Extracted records
[START]

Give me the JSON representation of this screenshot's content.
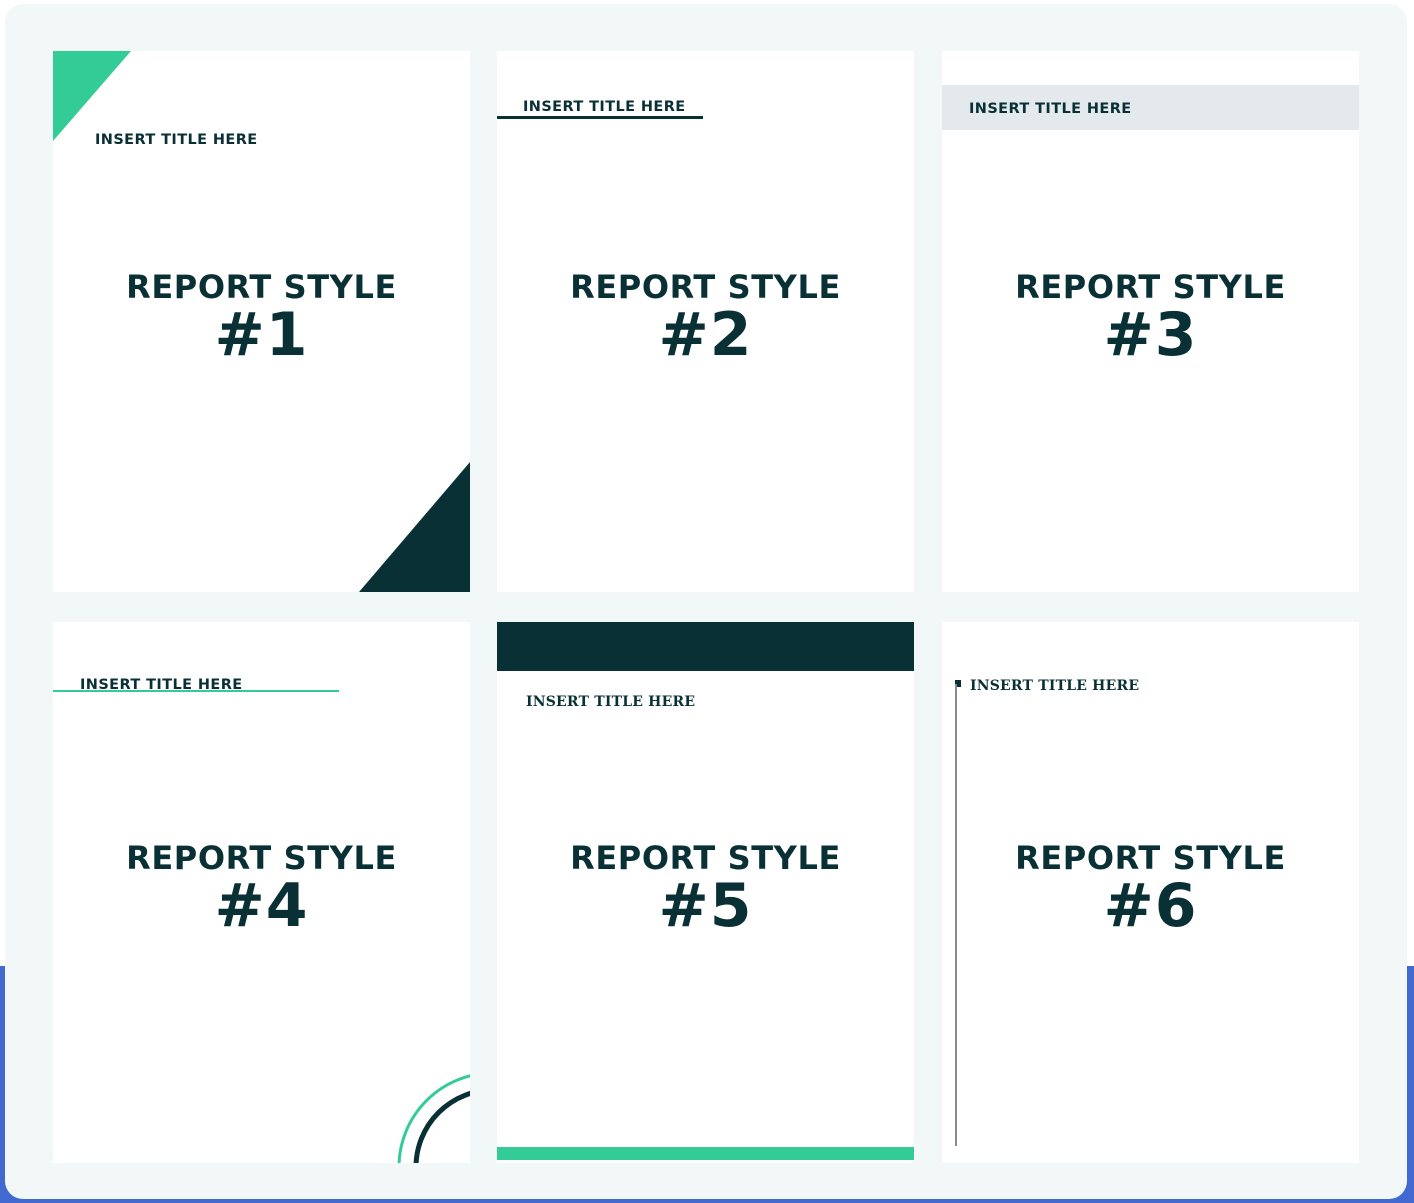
{
  "colors": {
    "dark_teal": "#093035",
    "green": "#33cc96",
    "light_gray": "#e4e9ed",
    "panel_bg": "#f2f8f8",
    "blue": "#4169cf"
  },
  "cards": [
    {
      "title": "INSERT TITLE HERE",
      "heading": "REPORT STYLE",
      "number": "#1"
    },
    {
      "title": "INSERT TITLE HERE",
      "heading": "REPORT STYLE",
      "number": "#2"
    },
    {
      "title": "INSERT TITLE HERE",
      "heading": "REPORT STYLE",
      "number": "#3"
    },
    {
      "title": "INSERT TITLE HERE",
      "heading": "REPORT STYLE",
      "number": "#4"
    },
    {
      "title": "INSERT TITLE HERE",
      "heading": "REPORT STYLE",
      "number": "#5"
    },
    {
      "title": "INSERT TITLE HERE",
      "heading": "REPORT STYLE",
      "number": "#6"
    }
  ]
}
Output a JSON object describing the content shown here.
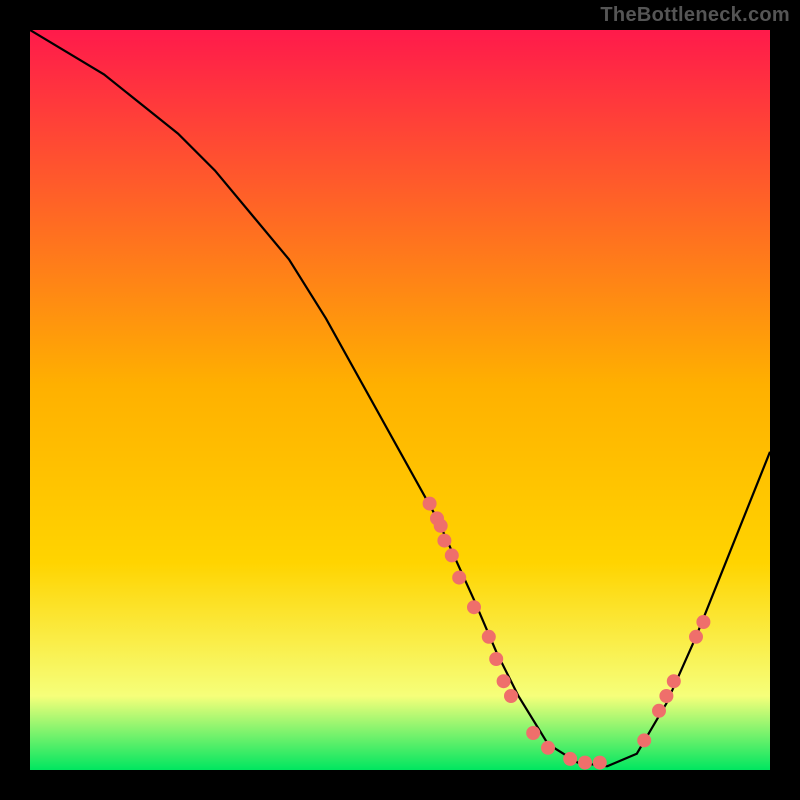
{
  "watermark": "TheBottleneck.com",
  "colors": {
    "frame": "#000000",
    "watermark": "#555555",
    "curve": "#000000",
    "dots": "#ef6f6b",
    "gradient_top": "#ff1a4b",
    "gradient_mid": "#ffd400",
    "gradient_low": "#f6ff7a",
    "gradient_bottom": "#00e660"
  },
  "chart_data": {
    "type": "line",
    "title": "",
    "xlabel": "",
    "ylabel": "",
    "xlim": [
      0,
      100
    ],
    "ylim": [
      0,
      100
    ],
    "x": [
      0,
      5,
      10,
      15,
      20,
      25,
      30,
      35,
      40,
      45,
      50,
      55,
      60,
      63,
      66,
      70,
      74,
      78,
      82,
      86,
      90,
      94,
      98,
      100
    ],
    "values": [
      100,
      97,
      94,
      90,
      86,
      81,
      75,
      69,
      61,
      52,
      43,
      34,
      23,
      16,
      10,
      3.5,
      1.0,
      0.5,
      2.2,
      9,
      18,
      28,
      38,
      43
    ],
    "series": [
      {
        "name": "dots",
        "type": "scatter",
        "x": [
          54,
          55,
          55.5,
          56,
          57,
          58,
          60,
          62,
          63,
          64,
          65,
          68,
          70,
          73,
          75,
          77,
          83,
          85,
          86,
          87,
          90,
          91
        ],
        "y": [
          36,
          34,
          33,
          31,
          29,
          26,
          22,
          18,
          15,
          12,
          10,
          5,
          3,
          1.5,
          1,
          1,
          4,
          8,
          10,
          12,
          18,
          20
        ]
      }
    ]
  }
}
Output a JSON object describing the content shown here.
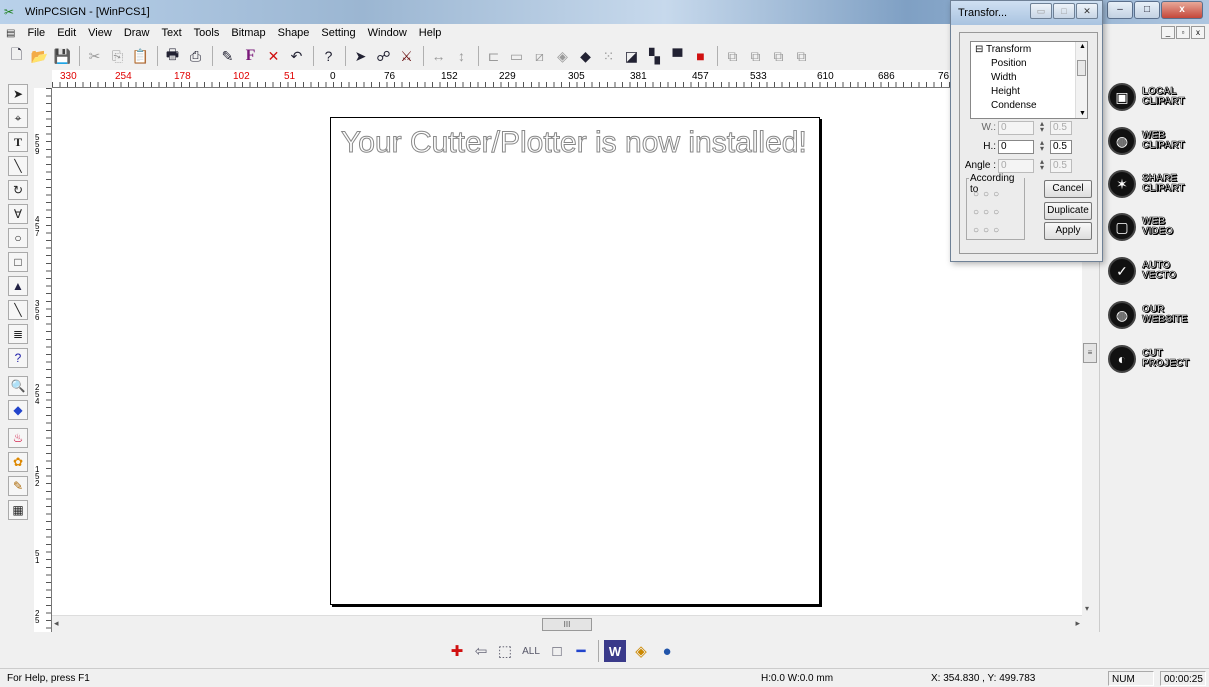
{
  "app": {
    "title": "WinPCSIGN - [WinPCS1]"
  },
  "window_buttons": {
    "minimize": "▭",
    "maximize": "□",
    "close": "X"
  },
  "menu": [
    "File",
    "Edit",
    "View",
    "Draw",
    "Text",
    "Tools",
    "Bitmap",
    "Shape",
    "Setting",
    "Window",
    "Help"
  ],
  "toolbar_icons": [
    "new-icon",
    "open-icon",
    "save-icon",
    "cut-icon",
    "copy-icon",
    "paste-icon",
    "print-icon",
    "cutter-icon",
    "pen-icon",
    "font-icon",
    "delete-icon",
    "undo-icon",
    "help-icon",
    "select-icon",
    "node-icon",
    "knife-icon",
    "flip-horizontal-icon",
    "flip-vertical-icon",
    "align-icon",
    "group-icon"
  ],
  "toolbar": {
    "font_label": "F",
    "delete_label": "✕"
  },
  "ruler": {
    "h_labels": [
      "330",
      "254",
      "178",
      "102",
      "51",
      "0",
      "76",
      "152",
      "229",
      "305",
      "381",
      "457",
      "533",
      "610",
      "686",
      "76"
    ],
    "v_labels": [
      "559",
      "457",
      "356",
      "254",
      "152",
      "51",
      "25"
    ]
  },
  "canvas": {
    "text": "Your Cutter/Plotter is now installed!"
  },
  "right_panel": [
    {
      "line1": "LOCAL",
      "line2": "CLIPART",
      "icon": "folder-icon"
    },
    {
      "line1": "WEB",
      "line2": "CLIPART",
      "icon": "globe-icon"
    },
    {
      "line1": "SHARE",
      "line2": "CLIPART",
      "icon": "share-icon"
    },
    {
      "line1": "WEB",
      "line2": "VIDEO",
      "icon": "video-icon"
    },
    {
      "line1": "AUTO",
      "line2": "VECTO",
      "icon": "check-icon"
    },
    {
      "line1": "OUR",
      "line2": "WEBSITE",
      "icon": "website-icon"
    },
    {
      "line1": "CUT",
      "line2": "PROJECT",
      "icon": "cut-project-icon"
    }
  ],
  "transform_dialog": {
    "title": "Transfor...",
    "tree": {
      "root": "Transform",
      "children": [
        "Position",
        "Width",
        "Height",
        "Condense"
      ]
    },
    "fields": {
      "w_label": "W.:",
      "w_value": "0",
      "w_step": "0.5",
      "h_label": "H.:",
      "h_value": "0",
      "h_step": "0.5",
      "angle_label": "Angle :",
      "angle_value": "0",
      "angle_step": "0.5"
    },
    "according_to": "According to",
    "buttons": {
      "cancel": "Cancel",
      "duplicate": "Duplicate",
      "apply": "Apply"
    }
  },
  "status": {
    "help": "For Help, press F1",
    "size": "H:0.0  W:0.0 mm",
    "coords": "X: 354.830 , Y: 499.783",
    "num": "NUM",
    "time": "00:00:25"
  },
  "scroll_thumb": "III"
}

[END]

*WORK TO BE COMPLETED:*
Each line of the data should be quoted exactly, with pictures left out.

*RESPONSE TO THIS TASK:*
Give me the JSON representation of this screenshot's content.
{
  "colors": {
    "dark_teal": "#093035",
    "green": "#33cc96",
    "light_gray": "#e4e9ed",
    "panel_bg": "#f2f8f8",
    "blue": "#4169cf"
  },
  "cards": [
    {
      "title": "INSERT TITLE HERE",
      "heading": "REPORT STYLE",
      "number": "#1"
    },
    {
      "title": "INSERT TITLE HERE",
      "heading": "REPORT STYLE",
      "number": "#2"
    },
    {
      "title": "INSERT TITLE HERE",
      "heading": "REPORT STYLE",
      "number": "#3"
    },
    {
      "title": "INSERT TITLE HERE",
      "heading": "REPORT STYLE",
      "number": "#4"
    },
    {
      "title": "INSERT TITLE HERE",
      "heading": "REPORT STYLE",
      "number": "#5"
    },
    {
      "title": "INSERT TITLE HERE",
      "heading": "REPORT STYLE",
      "number": "#6"
    }
  ]
}
Output a JSON object describing the content shown here.
{
  "watermark": "TheBottleneck.com",
  "colors": {
    "frame": "#000000",
    "watermark": "#555555",
    "curve": "#000000",
    "dots": "#ef6f6b",
    "gradient_top": "#ff1a4b",
    "gradient_mid": "#ffd400",
    "gradient_low": "#f6ff7a",
    "gradient_bottom": "#00e660"
  },
  "chart_data": {
    "type": "line",
    "title": "",
    "xlabel": "",
    "ylabel": "",
    "xlim": [
      0,
      100
    ],
    "ylim": [
      0,
      100
    ],
    "x": [
      0,
      5,
      10,
      15,
      20,
      25,
      30,
      35,
      40,
      45,
      50,
      55,
      60,
      63,
      66,
      70,
      74,
      78,
      82,
      86,
      90,
      94,
      98,
      100
    ],
    "values": [
      100,
      97,
      94,
      90,
      86,
      81,
      75,
      69,
      61,
      52,
      43,
      34,
      23,
      16,
      10,
      3.5,
      1.0,
      0.5,
      2.2,
      9,
      18,
      28,
      38,
      43
    ],
    "series": [
      {
        "name": "dots",
        "type": "scatter",
        "x": [
          54,
          55,
          55.5,
          56,
          57,
          58,
          60,
          62,
          63,
          64,
          65,
          68,
          70,
          73,
          75,
          77,
          83,
          85,
          86,
          87,
          90,
          91
        ],
        "y": [
          36,
          34,
          33,
          31,
          29,
          26,
          22,
          18,
          15,
          12,
          10,
          5,
          3,
          1.5,
          1,
          1,
          4,
          8,
          10,
          12,
          18,
          20
        ]
      }
    ]
  }
}
Output a JSON object describing the content shown here.
{
  "app": {
    "title": "WinPCSIGN - [WinPCS1]"
  },
  "window_buttons": {
    "minimize": "▭",
    "maximize": "□",
    "close": "X"
  },
  "menu": [
    "File",
    "Edit",
    "View",
    "Draw",
    "Text",
    "Tools",
    "Bitmap",
    "Shape",
    "Setting",
    "Window",
    "Help"
  ],
  "toolbar_icons": [
    "new-icon",
    "open-icon",
    "save-icon",
    "cut-icon",
    "copy-icon",
    "paste-icon",
    "print-icon",
    "cutter-icon",
    "pen-icon",
    "font-icon",
    "delete-icon",
    "undo-icon",
    "help-icon",
    "select-icon",
    "node-icon",
    "knife-icon",
    "flip-horizontal-icon",
    "flip-vertical-icon",
    "align-icon",
    "group-icon"
  ],
  "toolbar": {
    "font_label": "F",
    "delete_label": "✕"
  },
  "ruler": {
    "h_labels": [
      "330",
      "254",
      "178",
      "102",
      "51",
      "0",
      "76",
      "152",
      "229",
      "305",
      "381",
      "457",
      "533",
      "610",
      "686",
      "76"
    ],
    "v_labels": [
      "559",
      "457",
      "356",
      "254",
      "152",
      "51",
      "25"
    ]
  },
  "canvas": {
    "text": "Your Cutter/Plotter is now installed!"
  },
  "right_panel": [
    {
      "line1": "LOCAL",
      "line2": "CLIPART",
      "icon": "folder-icon"
    },
    {
      "line1": "WEB",
      "line2": "CLIPART",
      "icon": "globe-icon"
    },
    {
      "line1": "SHARE",
      "line2": "CLIPART",
      "icon": "share-icon"
    },
    {
      "line1": "WEB",
      "line2": "VIDEO",
      "icon": "video-icon"
    },
    {
      "line1": "AUTO",
      "line2": "VECTO",
      "icon": "check-icon"
    },
    {
      "line1": "OUR",
      "line2": "WEBSITE",
      "icon": "website-icon"
    },
    {
      "line1": "CUT",
      "line2": "PROJECT",
      "icon": "cut-project-icon"
    }
  ],
  "transform_dialog": {
    "title": "Transfor...",
    "tree": {
      "root": "Transform",
      "children": [
        "Position",
        "Width",
        "Height",
        "Condense"
      ]
    },
    "fields": {
      "w_label": "W.:",
      "w_value": "0",
      "w_step": "0.5",
      "h_label": "H.:",
      "h_value": "0",
      "h_step": "0.5",
      "angle_label": "Angle :",
      "angle_value": "0",
      "angle_step": "0.5"
    },
    "according_to": "According to",
    "buttons": {
      "cancel": "Cancel",
      "duplicate": "Duplicate",
      "apply": "Apply"
    }
  },
  "status": {
    "help": "For Help, press F1",
    "size": "H:0.0  W:0.0 mm",
    "coords": "X: 354.830 , Y: 499.783",
    "num": "NUM",
    "time": "00:00:25"
  },
  "scroll_thumb": "III"
}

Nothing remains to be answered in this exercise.